Rector of Yogyakarta State University
- Incumbent
- Assumed office 2021
- President: Joko Widodo
- Preceded by: Margana

Personal details
- Born: March 1, 1965 (age 61) Sleman, Special Region of Yogyakarta, Indonesia
- Occupation: Academician

= Sumaryanto =

Rector of State University of Yogyakarta

Sumaryanto (born 1 March 1965) has been the rector of Yogyakarta State University since 2021. He is also known as a member of the joint independent fact-finding team formed by the President of the Republic of Indonesia, Joko Widodo, to help investigating the Kanjuruhan Stadium disaster.

== Education ==
- Doctor of philosophy (Gadjah Mada University, 2012)

== Publications ==
=== Books ===
- Aksiologi olahraga dalam perspektif pengembangan karakter bangsa (2022)
- Standar kompetensi guru pemula program studi pendidikan jasmani jenjang S1 (2004)
- Olahraga dalam perspektif mewujudkan kehidupan yang humanis (2014)

Exercises to complete —
**1)** Translate this sentence from the Sumaryanto profile into Spanish: "Sumaryanto (born 1 March 1965) has been the rector of Yogyakarta State University since 2021."
**2)** Give every book title listed in the Sumaryanto profile, each with its year.

Data listing —
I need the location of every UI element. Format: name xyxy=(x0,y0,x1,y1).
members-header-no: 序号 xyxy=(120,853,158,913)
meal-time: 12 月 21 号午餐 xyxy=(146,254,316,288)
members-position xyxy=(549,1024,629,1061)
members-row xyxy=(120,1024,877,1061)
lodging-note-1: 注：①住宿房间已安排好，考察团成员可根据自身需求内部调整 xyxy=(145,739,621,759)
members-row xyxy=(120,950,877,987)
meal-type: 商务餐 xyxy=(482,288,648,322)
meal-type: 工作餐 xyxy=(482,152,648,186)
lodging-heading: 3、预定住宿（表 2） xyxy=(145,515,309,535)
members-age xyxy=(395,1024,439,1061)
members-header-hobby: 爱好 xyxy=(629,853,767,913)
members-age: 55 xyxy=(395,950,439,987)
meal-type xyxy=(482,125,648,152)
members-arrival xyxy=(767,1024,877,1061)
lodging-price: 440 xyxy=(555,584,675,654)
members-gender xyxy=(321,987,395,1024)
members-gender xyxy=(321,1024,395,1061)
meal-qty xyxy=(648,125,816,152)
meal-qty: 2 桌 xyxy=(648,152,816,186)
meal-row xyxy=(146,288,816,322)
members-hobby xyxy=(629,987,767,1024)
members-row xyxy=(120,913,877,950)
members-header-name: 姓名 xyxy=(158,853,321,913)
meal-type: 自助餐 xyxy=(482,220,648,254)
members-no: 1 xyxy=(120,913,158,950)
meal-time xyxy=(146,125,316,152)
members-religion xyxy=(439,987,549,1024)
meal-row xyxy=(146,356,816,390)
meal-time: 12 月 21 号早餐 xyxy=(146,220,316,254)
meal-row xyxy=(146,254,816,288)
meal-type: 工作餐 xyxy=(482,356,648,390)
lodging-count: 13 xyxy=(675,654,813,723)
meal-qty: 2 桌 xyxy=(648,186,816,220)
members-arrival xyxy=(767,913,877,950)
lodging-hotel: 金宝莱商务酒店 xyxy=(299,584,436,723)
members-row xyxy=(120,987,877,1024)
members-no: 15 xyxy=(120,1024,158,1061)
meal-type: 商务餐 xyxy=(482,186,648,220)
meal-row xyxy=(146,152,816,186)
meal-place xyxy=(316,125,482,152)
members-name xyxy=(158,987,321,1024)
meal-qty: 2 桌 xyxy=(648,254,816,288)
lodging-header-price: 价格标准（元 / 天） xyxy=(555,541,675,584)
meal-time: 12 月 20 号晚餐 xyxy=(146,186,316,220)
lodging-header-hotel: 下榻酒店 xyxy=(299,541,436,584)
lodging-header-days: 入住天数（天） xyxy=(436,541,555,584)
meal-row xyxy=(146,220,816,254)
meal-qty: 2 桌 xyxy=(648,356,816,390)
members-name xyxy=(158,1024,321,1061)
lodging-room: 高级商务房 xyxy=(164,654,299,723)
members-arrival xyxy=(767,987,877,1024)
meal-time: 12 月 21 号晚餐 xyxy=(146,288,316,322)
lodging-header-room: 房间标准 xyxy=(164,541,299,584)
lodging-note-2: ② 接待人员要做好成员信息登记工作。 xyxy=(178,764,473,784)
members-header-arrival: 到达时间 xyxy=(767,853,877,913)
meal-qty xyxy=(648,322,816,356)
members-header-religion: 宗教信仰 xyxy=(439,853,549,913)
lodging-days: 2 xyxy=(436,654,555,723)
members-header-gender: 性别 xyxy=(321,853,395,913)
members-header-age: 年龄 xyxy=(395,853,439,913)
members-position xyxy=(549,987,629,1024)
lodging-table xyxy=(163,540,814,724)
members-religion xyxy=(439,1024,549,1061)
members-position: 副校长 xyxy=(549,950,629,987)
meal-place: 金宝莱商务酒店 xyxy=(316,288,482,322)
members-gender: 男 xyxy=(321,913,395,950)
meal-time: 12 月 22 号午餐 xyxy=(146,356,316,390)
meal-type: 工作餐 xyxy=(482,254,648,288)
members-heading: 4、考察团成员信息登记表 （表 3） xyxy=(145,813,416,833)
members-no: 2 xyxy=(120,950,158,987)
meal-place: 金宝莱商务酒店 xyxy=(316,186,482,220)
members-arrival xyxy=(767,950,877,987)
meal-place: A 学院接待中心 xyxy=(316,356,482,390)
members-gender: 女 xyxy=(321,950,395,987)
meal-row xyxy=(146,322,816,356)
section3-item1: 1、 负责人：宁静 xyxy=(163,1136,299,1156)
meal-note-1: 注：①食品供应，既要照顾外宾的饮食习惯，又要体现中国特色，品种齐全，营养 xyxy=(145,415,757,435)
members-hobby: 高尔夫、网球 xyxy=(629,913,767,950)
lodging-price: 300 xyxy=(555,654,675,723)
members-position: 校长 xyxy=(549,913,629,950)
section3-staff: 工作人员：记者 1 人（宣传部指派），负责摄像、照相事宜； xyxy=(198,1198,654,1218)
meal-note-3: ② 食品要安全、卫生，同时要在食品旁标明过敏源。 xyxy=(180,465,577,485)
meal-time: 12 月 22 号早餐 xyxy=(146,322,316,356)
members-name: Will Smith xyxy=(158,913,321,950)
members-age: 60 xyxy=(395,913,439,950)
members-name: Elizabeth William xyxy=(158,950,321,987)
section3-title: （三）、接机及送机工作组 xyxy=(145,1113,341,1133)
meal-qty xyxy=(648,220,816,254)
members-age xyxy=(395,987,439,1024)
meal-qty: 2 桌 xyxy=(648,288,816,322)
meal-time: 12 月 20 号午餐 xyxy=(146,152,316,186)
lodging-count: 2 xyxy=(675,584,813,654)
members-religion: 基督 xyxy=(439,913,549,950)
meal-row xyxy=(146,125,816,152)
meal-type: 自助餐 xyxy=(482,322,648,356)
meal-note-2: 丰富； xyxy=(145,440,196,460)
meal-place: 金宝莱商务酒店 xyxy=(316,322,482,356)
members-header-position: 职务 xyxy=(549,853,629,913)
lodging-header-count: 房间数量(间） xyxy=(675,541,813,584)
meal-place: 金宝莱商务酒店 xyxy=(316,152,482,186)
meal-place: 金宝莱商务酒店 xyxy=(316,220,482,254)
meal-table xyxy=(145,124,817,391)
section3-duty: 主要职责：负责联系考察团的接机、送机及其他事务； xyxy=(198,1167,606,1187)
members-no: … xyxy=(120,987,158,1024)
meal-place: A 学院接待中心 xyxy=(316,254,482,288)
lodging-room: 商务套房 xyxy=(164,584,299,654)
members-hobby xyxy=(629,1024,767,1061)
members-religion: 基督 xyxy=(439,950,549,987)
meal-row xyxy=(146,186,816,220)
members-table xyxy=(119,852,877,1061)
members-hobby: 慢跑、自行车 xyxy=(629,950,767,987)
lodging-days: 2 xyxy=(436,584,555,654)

Exercise solutions —
**1)** Sumaryanto (nacido el 1 de marzo de 1965) es rector de la Universidad Estatal de Yogyakarta desde 2021.

**2)**
- Aksiologi olahraga dalam perspektif pengembangan karakter bangsa (2022)
- Standar kompetensi guru pemula program studi pendidikan jasmani jenjang S1 (2004)
- Olahraga dalam perspektif mewujudkan kehidupan yang humanis (2014)